Dati sul posizionamento degli elementi:

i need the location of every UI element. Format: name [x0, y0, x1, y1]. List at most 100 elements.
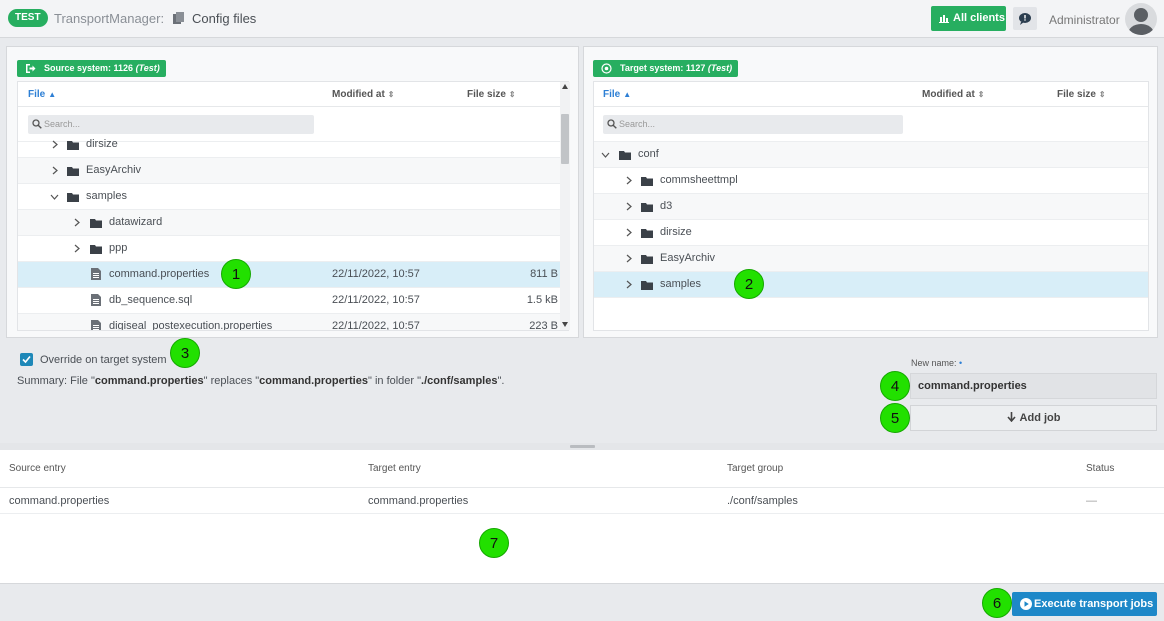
override-checkbox[interactable] — [20, 353, 33, 366]
row-name: samples — [86, 190, 127, 202]
sign-out-icon — [26, 64, 36, 73]
table-row[interactable]: EasyArchiv — [18, 158, 568, 184]
source-column-file[interactable]: File ▲ — [28, 89, 56, 100]
table-row[interactable]: dirsize — [18, 132, 568, 158]
annotation-marker-3: 3 — [170, 338, 200, 368]
table-row-selected[interactable]: command.properties 22/11/2022, 10:57 811… — [18, 262, 568, 288]
chevron-right-icon[interactable] — [72, 218, 81, 227]
chevron-right-icon[interactable] — [624, 254, 633, 263]
table-row[interactable]: EasyArchiv — [594, 246, 1148, 272]
add-job-label: Add job — [1019, 412, 1061, 424]
table-row[interactable]: commsheettmpl — [594, 168, 1148, 194]
summary-source-file: command.properties — [94, 375, 204, 387]
scroll-thumb[interactable] — [561, 114, 569, 164]
app-header: TEST TransportManager: Config files All … — [0, 0, 1164, 38]
row-name: samples — [660, 278, 701, 290]
source-scrollbar[interactable] — [560, 82, 570, 330]
new-name-label: New name: • — [911, 358, 962, 368]
table-row-selected[interactable]: samples — [594, 272, 1148, 298]
table-row[interactable]: datawizard — [18, 210, 568, 236]
table-row[interactable]: d3 — [594, 194, 1148, 220]
table-row[interactable]: conf — [594, 142, 1148, 168]
target-search-row: Search... — [594, 107, 1148, 142]
column-status[interactable]: Status — [1086, 463, 1114, 474]
user-avatar[interactable] — [1125, 3, 1157, 35]
target-column-modified[interactable]: Modified at ⇕ — [922, 89, 984, 100]
cell-status: — — [1086, 495, 1097, 507]
chevron-down-icon[interactable] — [50, 192, 59, 201]
table-row[interactable]: command.properties command.properties ./… — [0, 488, 1164, 514]
chevron-right-icon[interactable] — [624, 228, 633, 237]
folder-icon — [641, 281, 653, 290]
chevron-right-icon[interactable] — [50, 166, 59, 175]
row-modified: 22/11/2022, 10:57 — [332, 268, 420, 280]
new-name-label-text: New name: — [911, 358, 957, 368]
target-grid-header: File ▲ Modified at ⇕ File size ⇕ — [594, 82, 1148, 107]
jobs-table: Source entry Target entry Target group S… — [0, 450, 1164, 584]
source-column-size[interactable]: File size ⇕ — [467, 89, 516, 100]
search-icon — [607, 119, 617, 129]
chevron-down-icon[interactable] — [601, 150, 610, 159]
source-column-modified[interactable]: Modified at ⇕ — [332, 89, 394, 100]
table-row[interactable]: db_sequence.sql 22/11/2022, 10:57 1.5 kB — [18, 288, 568, 314]
target-file-grid: File ▲ Modified at ⇕ File size ⇕ Search... … — [593, 81, 1149, 331]
file-icon — [91, 320, 101, 330]
source-system-label: Source system: 1126 — [44, 63, 134, 73]
table-row[interactable]: digiseal_postexecution.properties 22/11/… — [18, 314, 568, 331]
summary-part: Summary: File " — [17, 375, 95, 387]
chevron-right-icon[interactable] — [624, 176, 633, 185]
sort-icon: ⇕ — [977, 90, 985, 99]
table-row[interactable]: dirsize — [594, 220, 1148, 246]
sort-icon: ⇕ — [508, 90, 516, 99]
cell-source-entry: command.properties — [9, 495, 110, 507]
annotation-marker-4: 4 — [880, 371, 910, 401]
execute-transport-jobs-button[interactable]: Execute transport jobs — [1012, 592, 1157, 616]
app-title: TransportManager: — [54, 11, 165, 26]
splitter-handle[interactable] — [570, 445, 595, 448]
chevron-right-icon[interactable] — [50, 140, 59, 149]
environment-badge: TEST — [8, 9, 48, 27]
row-name: command.properties — [109, 268, 210, 280]
target-column-file[interactable]: File ▲ — [603, 89, 631, 100]
target-system-badge: Target system: 1127 (Test) — [593, 60, 739, 77]
column-target-group[interactable]: Target group — [727, 463, 783, 474]
arrow-down-icon — [1006, 412, 1016, 422]
folder-icon — [641, 255, 653, 264]
column-source-entry[interactable]: Source entry — [9, 463, 66, 474]
annotation-marker-2: 2 — [734, 269, 764, 299]
chevron-right-icon[interactable] — [624, 280, 633, 289]
add-job-button[interactable]: Add job — [910, 405, 1157, 431]
page-title: Config files — [192, 11, 257, 26]
resize-splitter[interactable] — [0, 443, 1164, 450]
feedback-button[interactable] — [1013, 7, 1037, 30]
folder-icon — [641, 203, 653, 212]
folder-open-icon — [619, 151, 631, 160]
annotation-marker-5: 5 — [880, 403, 910, 433]
all-clients-button[interactable]: All clients — [931, 6, 1006, 31]
column-target-entry[interactable]: Target entry — [368, 463, 421, 474]
override-label[interactable]: Override on target system — [40, 354, 167, 366]
folder-icon — [67, 167, 79, 176]
folder-icon — [67, 141, 79, 150]
chevron-right-icon[interactable] — [72, 244, 81, 253]
scroll-up-arrow-icon[interactable] — [562, 84, 568, 89]
scroll-down-arrow-icon[interactable] — [562, 322, 568, 327]
table-row[interactable]: samples — [18, 184, 568, 210]
target-search-input[interactable]: Search... — [603, 115, 903, 134]
target-system-label: Target system: 1127 — [620, 63, 706, 73]
row-modified: 22/11/2022, 10:57 — [332, 320, 420, 331]
new-name-input[interactable]: command.properties — [910, 373, 1157, 399]
row-modified: 22/11/2022, 10:57 — [332, 294, 420, 306]
chevron-right-icon[interactable] — [624, 202, 633, 211]
file-icon — [91, 294, 101, 306]
table-row[interactable]: ppp — [18, 236, 568, 262]
target-column-size[interactable]: File size ⇕ — [1057, 89, 1106, 100]
source-system-badge: Source system: 1126 (Test) — [17, 60, 166, 77]
summary-folder: ./conf/samples — [421, 375, 498, 387]
row-name: commsheettmpl — [660, 174, 738, 186]
row-name: db_sequence.sql — [109, 294, 193, 306]
row-name: d3 — [660, 200, 673, 212]
user-name: Administrator — [1049, 13, 1120, 27]
row-name: conf — [638, 148, 659, 160]
documents-icon — [173, 12, 184, 24]
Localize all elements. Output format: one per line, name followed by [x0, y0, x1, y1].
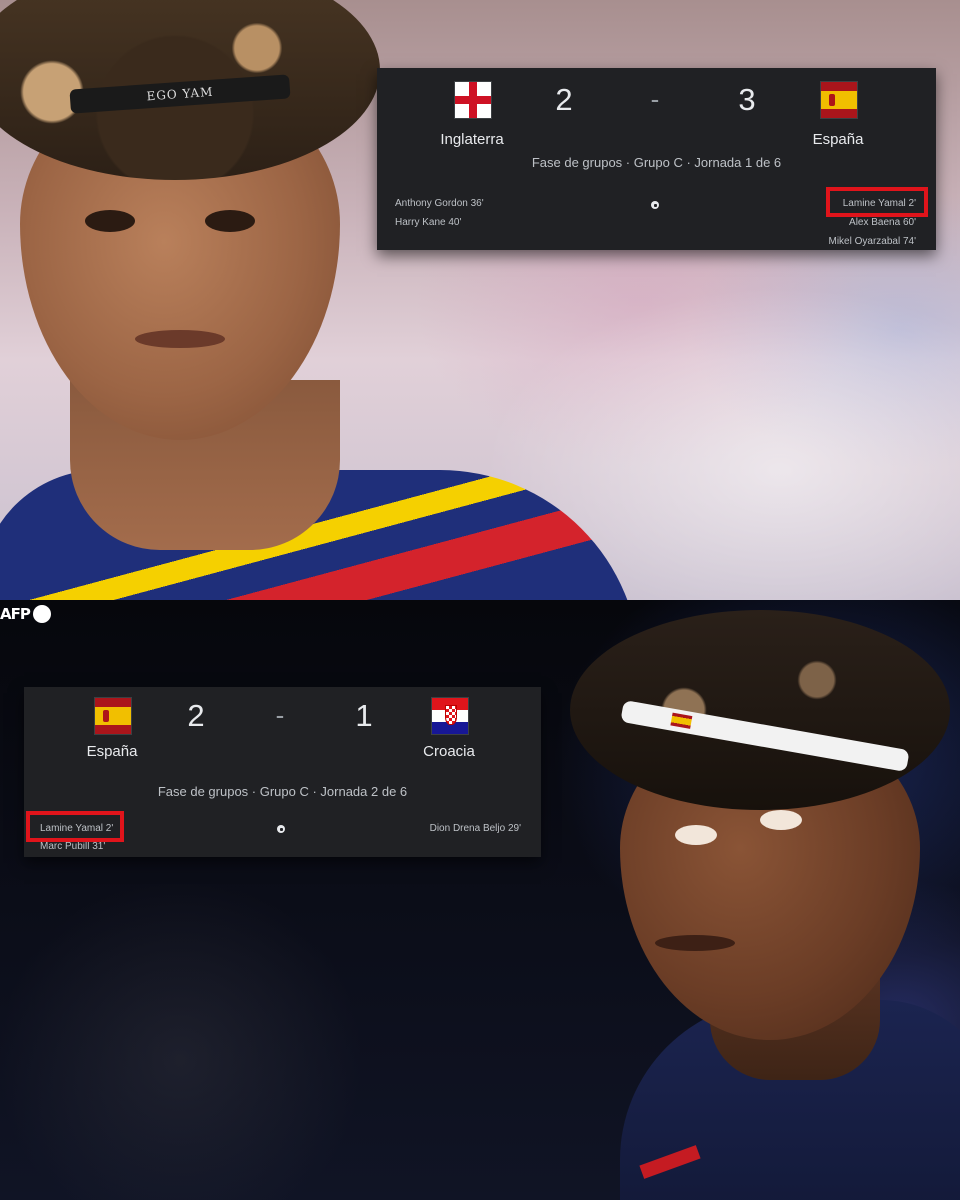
home-score: 2 [555, 82, 573, 117]
croatia-flag-icon [431, 697, 469, 735]
afp-logo-text: AFP [0, 605, 31, 623]
player-eye-left [85, 210, 135, 232]
away-score: 1 [355, 698, 373, 733]
away-team-name: Croacia [423, 743, 475, 760]
score-card-match-2: España 2 - 1 Croacia Fase de grupos · Gr… [24, 687, 541, 857]
match-stage: Fase de grupos · Grupo C · Jornada 2 de … [157, 784, 408, 799]
player-mouth [655, 935, 735, 951]
home-score: 2 [187, 698, 205, 733]
home-team-name: Inglaterra [440, 131, 504, 148]
soccer-ball-icon [651, 201, 659, 209]
photo-credit: AFP [0, 604, 51, 624]
score-card-match-1: Inglaterra 2 - 3 España Fase de grupos ·… [377, 68, 936, 250]
home-scorer: Harry Kane 40' [395, 217, 462, 228]
score-separator: - [275, 700, 285, 730]
match-stage: Fase de grupos · Grupo C · Jornada 1 de … [531, 155, 782, 170]
away-scorer: Mikel Oyarzabal 74' [828, 236, 917, 247]
score-separator: - [650, 84, 660, 114]
player-eye-left [675, 825, 717, 845]
highlight-box [826, 187, 928, 217]
player-eye-right [205, 210, 255, 232]
home-team-name: España [86, 743, 138, 760]
headband-text: EGO YAM [146, 84, 214, 104]
away-scorer: Alex Baena 60' [849, 217, 916, 228]
player-mouth [135, 330, 225, 348]
highlight-box [26, 811, 124, 842]
away-scorer: Dion Drena Beljo 29' [429, 823, 521, 834]
away-team-name: España [812, 131, 864, 148]
away-score: 3 [738, 82, 756, 117]
player-eye-right [760, 810, 802, 830]
home-scorer: Anthony Gordon 36' [395, 198, 484, 209]
soccer-ball-icon [277, 825, 285, 833]
england-flag-icon [454, 81, 492, 119]
spain-flag-icon [820, 81, 858, 119]
spain-flag-icon [94, 697, 132, 735]
afp-logo-dot [32, 605, 51, 623]
spain-flag-icon [670, 712, 693, 729]
home-scorer: Marc Pubill 31' [40, 841, 106, 852]
player-figure-bottom [560, 600, 960, 1200]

_IL PROBLEMA_
Ricopia parola per parola la parte dei dati che si apre con la riga contenente "home-score: 2 [555, 82, 573, 117]" e si chiude con la riga contenente "highlight-box [826, 187, 928, 217]", entrambe incluse.

_SVOLGIMENTO_
home-score: 2 [555, 82, 573, 117]
croatia-flag-icon [431, 697, 469, 735]
afp-logo-text: AFP [0, 605, 31, 623]
player-eye-left [85, 210, 135, 232]
away-score: 1 [355, 698, 373, 733]
away-team-name: Croacia [423, 743, 475, 760]
score-card-match-2: España 2 - 1 Croacia Fase de grupos · Gr… [24, 687, 541, 857]
match-stage: Fase de grupos · Grupo C · Jornada 2 de … [157, 784, 408, 799]
player-mouth [655, 935, 735, 951]
home-score: 2 [187, 698, 205, 733]
home-team-name: Inglaterra [440, 131, 504, 148]
soccer-ball-icon [651, 201, 659, 209]
photo-credit: AFP [0, 604, 51, 624]
score-card-match-1: Inglaterra 2 - 3 España Fase de grupos ·… [377, 68, 936, 250]
home-scorer: Harry Kane 40' [395, 217, 462, 228]
score-separator: - [275, 700, 285, 730]
match-stage: Fase de grupos · Grupo C · Jornada 1 de … [531, 155, 782, 170]
away-scorer: Mikel Oyarzabal 74' [828, 236, 917, 247]
score-separator: - [650, 84, 660, 114]
player-eye-left [675, 825, 717, 845]
highlight-box [826, 187, 928, 217]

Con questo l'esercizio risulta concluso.